[Saved data entries]
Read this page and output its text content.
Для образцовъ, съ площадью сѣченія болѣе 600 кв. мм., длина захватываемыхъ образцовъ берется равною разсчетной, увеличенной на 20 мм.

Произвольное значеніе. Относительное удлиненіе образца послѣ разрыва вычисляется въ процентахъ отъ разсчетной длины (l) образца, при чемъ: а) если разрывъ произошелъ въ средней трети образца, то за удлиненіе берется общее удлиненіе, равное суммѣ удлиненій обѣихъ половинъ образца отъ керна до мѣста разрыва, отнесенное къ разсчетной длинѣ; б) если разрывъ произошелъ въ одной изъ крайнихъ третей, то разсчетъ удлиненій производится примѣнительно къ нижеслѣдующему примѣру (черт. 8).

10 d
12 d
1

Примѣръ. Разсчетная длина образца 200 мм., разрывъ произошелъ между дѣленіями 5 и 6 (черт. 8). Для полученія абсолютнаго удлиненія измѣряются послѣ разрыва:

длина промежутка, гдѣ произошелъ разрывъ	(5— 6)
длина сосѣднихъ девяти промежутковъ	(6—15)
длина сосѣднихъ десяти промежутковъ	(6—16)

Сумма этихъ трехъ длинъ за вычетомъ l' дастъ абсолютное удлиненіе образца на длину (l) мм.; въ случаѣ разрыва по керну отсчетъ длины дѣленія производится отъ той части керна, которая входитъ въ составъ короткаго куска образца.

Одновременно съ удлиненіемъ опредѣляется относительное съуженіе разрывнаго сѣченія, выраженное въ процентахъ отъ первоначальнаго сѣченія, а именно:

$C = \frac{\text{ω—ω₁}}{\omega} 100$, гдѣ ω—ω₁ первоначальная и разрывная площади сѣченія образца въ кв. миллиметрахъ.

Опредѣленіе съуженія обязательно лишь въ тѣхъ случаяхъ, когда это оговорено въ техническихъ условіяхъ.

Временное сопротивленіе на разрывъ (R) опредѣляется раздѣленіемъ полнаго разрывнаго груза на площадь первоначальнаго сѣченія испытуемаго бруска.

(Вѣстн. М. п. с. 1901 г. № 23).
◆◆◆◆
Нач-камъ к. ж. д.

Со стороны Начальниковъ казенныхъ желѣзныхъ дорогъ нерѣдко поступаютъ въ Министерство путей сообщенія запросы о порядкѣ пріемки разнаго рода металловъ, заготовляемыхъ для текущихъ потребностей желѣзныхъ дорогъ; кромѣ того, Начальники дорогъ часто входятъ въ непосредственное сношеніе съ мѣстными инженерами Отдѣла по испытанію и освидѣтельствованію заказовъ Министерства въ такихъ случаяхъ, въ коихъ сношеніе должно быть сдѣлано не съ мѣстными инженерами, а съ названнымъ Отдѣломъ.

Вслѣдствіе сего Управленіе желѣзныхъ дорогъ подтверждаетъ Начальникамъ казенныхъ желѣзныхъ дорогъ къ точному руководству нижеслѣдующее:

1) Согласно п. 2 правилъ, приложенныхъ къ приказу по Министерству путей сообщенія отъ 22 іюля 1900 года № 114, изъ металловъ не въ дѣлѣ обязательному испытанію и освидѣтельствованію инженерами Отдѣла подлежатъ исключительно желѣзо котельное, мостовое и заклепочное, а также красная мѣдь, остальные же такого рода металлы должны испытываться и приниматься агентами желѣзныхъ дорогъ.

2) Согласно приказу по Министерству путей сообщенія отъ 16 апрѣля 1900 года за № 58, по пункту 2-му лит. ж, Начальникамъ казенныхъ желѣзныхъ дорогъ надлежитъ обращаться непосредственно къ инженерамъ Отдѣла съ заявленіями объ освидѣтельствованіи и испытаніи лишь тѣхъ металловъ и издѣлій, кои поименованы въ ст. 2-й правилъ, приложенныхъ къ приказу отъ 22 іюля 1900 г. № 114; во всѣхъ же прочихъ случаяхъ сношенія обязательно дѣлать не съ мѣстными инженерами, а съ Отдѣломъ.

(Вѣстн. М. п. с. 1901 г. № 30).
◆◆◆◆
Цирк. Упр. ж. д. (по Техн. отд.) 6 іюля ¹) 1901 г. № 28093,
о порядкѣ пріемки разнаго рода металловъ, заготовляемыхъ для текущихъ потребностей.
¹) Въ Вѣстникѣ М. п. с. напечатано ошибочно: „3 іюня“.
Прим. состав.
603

**STATED EXERCISE:**
In the records above, find each line holding "разрывнаго" and copy it.

**OUTPUT BELOW:**
Одновременно съ удлиненіемъ опредѣляется относительное съуженіе разрывнаго сѣченія, выраженное въ процентахъ отъ первоначальнаго сѣченія, а именно:
Временное сопротивленіе на разрывъ (R) опредѣляется раздѣленіемъ полнаго разрывнаго груза на площадь первоначальнаго сѣченія испытуемаго бруска.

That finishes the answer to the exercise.